→ **Task**: Take each line containing the word "name" and copy it.

[START OF Material for this task]

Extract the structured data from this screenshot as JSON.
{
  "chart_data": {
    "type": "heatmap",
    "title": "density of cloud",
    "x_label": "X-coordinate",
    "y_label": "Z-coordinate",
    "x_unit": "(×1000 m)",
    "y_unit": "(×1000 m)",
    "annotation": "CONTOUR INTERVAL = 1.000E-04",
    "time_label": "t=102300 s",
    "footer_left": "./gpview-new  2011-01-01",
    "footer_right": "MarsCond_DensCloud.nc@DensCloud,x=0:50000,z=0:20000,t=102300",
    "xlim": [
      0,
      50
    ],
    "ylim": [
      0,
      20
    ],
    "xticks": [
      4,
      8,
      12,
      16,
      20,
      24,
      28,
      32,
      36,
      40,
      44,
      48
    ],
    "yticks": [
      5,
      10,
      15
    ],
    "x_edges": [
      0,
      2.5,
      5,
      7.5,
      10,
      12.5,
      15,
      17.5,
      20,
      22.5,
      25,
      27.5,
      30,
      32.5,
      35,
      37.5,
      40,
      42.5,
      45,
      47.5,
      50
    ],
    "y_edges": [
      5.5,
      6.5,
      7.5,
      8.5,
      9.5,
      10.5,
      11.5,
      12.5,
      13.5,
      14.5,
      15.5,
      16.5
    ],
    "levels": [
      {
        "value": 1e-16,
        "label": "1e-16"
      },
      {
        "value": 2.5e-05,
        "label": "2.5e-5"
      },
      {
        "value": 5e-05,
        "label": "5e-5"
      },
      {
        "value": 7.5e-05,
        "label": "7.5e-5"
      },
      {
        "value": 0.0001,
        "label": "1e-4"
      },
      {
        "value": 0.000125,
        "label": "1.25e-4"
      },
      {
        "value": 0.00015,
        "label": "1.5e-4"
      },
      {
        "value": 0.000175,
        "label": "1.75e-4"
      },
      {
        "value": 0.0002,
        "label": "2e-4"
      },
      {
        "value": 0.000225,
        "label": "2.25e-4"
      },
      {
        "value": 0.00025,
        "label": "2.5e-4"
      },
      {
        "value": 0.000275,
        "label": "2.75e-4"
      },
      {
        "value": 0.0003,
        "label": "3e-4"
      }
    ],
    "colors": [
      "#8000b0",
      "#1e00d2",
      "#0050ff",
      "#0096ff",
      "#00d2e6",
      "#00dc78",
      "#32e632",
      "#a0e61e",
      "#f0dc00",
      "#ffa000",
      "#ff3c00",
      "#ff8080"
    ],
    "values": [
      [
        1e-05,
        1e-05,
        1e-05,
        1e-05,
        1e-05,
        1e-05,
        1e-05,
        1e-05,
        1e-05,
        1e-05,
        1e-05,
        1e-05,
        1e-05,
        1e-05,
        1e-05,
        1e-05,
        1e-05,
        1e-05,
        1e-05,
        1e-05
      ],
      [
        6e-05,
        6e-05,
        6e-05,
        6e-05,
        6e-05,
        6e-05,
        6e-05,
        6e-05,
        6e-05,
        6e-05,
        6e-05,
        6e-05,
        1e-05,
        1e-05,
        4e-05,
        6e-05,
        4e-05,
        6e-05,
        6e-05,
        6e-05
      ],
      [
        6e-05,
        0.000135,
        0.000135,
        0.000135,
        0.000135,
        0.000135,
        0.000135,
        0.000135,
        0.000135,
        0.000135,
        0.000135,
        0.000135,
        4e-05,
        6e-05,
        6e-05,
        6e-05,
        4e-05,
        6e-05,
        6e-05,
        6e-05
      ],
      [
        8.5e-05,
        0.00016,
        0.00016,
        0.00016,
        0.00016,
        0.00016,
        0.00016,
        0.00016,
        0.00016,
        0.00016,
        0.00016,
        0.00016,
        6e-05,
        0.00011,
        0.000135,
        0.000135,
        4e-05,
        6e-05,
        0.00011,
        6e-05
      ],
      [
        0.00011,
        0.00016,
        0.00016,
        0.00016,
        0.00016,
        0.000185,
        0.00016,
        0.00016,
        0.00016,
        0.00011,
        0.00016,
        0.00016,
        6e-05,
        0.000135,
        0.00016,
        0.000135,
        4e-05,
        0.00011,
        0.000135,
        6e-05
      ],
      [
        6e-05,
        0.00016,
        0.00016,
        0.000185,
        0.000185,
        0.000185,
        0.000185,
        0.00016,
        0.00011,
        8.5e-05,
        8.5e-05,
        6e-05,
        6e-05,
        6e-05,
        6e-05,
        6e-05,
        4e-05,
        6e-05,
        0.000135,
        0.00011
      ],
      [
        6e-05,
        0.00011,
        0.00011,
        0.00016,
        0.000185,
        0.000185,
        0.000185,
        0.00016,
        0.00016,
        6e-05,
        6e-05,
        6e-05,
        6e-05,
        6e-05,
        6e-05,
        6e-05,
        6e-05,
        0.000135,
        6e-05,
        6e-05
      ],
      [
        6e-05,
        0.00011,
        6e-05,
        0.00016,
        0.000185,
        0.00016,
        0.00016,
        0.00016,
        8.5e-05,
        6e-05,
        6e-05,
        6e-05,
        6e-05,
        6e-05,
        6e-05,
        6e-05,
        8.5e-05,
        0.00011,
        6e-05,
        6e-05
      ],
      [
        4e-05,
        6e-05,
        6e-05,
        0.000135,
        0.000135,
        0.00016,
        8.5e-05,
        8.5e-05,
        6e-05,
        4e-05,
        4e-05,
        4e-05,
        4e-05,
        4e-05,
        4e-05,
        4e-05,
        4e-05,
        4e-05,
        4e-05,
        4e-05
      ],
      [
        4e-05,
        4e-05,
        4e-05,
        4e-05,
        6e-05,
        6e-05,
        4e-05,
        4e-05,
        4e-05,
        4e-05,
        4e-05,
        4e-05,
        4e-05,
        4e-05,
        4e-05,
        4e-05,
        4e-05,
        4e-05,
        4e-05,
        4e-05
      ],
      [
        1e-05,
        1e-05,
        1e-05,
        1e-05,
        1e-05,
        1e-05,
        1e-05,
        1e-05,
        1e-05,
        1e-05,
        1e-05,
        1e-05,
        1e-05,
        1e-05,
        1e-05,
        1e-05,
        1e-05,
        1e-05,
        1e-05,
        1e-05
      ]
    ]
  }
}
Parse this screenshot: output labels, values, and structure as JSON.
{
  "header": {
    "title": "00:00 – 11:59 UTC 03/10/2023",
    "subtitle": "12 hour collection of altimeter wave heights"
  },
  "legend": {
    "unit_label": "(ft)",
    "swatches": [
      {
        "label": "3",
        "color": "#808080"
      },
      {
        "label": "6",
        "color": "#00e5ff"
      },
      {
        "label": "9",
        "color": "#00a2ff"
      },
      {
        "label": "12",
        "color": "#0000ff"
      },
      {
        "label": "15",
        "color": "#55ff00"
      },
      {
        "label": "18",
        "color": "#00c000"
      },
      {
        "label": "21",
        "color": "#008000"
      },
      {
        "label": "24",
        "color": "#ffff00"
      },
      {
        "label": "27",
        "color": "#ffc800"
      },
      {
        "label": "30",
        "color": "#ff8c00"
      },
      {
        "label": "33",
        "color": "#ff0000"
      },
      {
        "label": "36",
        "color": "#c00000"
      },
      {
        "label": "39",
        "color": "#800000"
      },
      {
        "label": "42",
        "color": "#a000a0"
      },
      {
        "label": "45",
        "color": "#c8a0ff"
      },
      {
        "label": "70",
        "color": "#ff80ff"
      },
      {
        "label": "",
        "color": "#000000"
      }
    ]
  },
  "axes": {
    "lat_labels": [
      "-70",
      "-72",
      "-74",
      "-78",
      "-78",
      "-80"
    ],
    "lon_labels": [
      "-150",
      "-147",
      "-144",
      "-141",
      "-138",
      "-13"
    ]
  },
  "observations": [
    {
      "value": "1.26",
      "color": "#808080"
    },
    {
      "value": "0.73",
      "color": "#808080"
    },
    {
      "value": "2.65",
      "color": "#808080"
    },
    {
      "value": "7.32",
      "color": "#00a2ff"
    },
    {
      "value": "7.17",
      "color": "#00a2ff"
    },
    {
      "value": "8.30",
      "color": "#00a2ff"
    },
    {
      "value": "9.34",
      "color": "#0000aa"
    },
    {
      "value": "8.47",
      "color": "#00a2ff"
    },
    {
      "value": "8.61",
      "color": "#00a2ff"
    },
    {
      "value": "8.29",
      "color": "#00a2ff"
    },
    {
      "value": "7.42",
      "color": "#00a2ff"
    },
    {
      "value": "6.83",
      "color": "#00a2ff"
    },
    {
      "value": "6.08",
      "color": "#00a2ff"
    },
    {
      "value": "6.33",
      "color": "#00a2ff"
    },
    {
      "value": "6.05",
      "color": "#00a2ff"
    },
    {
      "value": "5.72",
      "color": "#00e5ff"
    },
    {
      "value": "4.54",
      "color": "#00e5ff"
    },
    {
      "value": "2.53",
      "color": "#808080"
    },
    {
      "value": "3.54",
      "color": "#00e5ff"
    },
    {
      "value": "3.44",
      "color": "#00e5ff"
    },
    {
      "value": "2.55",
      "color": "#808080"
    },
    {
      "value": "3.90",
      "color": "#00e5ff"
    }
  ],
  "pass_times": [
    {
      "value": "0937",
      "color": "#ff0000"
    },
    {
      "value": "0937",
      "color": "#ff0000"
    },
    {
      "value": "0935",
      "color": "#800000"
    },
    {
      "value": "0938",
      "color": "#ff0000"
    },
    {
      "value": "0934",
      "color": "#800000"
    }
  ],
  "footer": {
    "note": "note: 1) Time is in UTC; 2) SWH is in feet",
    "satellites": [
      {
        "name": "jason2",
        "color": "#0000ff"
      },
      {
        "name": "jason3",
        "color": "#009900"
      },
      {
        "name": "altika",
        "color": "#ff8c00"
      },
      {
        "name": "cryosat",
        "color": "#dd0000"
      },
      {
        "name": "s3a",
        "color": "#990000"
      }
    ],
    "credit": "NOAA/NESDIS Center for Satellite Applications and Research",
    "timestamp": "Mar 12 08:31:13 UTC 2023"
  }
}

[END OF Material for this task]

→ **Result below**:
        "name": "jason2",
        "name": "jason3",
        "name": "altika",
        "name": "cryosat",
        "name": "s3a",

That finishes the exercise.